- What is needed
Determine how many lines in the entries below include "name". The reply should be that number and nothing else.

(Entries taken from a collection)

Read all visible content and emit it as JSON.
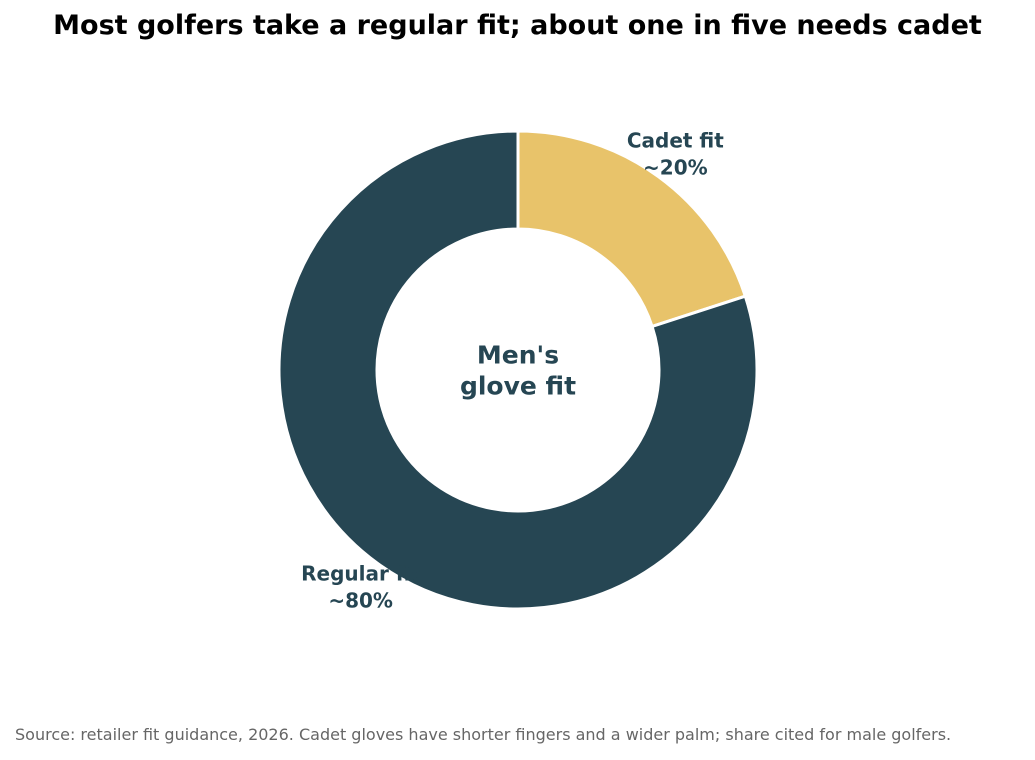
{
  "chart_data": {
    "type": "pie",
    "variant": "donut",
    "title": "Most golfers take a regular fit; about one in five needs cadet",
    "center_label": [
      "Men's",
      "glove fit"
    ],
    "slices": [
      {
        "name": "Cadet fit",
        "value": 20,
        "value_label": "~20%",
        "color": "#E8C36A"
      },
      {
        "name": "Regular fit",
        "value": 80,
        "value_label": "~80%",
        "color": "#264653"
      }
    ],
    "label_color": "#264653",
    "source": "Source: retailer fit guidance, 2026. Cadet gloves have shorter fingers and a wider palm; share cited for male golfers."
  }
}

--

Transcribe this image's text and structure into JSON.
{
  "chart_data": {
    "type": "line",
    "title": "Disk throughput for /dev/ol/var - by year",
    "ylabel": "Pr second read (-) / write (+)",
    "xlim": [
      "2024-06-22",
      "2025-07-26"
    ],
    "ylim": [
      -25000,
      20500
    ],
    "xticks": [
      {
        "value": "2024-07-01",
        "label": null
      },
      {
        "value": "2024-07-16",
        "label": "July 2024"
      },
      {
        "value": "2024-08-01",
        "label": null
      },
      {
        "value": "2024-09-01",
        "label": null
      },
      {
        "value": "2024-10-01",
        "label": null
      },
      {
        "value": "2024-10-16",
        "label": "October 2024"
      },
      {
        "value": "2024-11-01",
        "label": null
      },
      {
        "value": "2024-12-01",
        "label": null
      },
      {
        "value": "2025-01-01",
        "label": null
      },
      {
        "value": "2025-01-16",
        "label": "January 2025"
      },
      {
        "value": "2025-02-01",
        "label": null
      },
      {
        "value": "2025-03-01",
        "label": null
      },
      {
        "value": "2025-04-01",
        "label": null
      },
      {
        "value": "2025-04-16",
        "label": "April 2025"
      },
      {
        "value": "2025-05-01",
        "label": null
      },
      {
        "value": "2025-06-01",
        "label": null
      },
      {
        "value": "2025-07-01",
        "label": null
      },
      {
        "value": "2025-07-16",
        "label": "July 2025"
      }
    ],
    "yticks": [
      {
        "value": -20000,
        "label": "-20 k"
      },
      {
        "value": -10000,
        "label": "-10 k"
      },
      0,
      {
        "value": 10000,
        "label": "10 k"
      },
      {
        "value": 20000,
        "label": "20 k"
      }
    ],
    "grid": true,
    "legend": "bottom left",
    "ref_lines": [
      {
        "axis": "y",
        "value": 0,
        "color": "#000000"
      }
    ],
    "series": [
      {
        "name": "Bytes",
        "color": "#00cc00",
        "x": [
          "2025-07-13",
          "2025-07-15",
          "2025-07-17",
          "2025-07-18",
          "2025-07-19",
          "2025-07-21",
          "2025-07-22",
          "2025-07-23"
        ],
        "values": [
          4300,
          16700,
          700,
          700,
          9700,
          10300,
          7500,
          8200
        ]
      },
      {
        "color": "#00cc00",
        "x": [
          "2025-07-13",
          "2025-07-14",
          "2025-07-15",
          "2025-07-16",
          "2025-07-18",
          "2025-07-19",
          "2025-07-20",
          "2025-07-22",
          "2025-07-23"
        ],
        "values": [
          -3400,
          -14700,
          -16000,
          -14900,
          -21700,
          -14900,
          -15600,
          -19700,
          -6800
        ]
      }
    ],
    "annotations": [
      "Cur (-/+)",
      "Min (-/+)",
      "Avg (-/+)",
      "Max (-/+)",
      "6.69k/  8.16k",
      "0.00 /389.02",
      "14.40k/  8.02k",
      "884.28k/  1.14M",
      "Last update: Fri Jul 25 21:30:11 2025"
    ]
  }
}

- Solution to this problem
3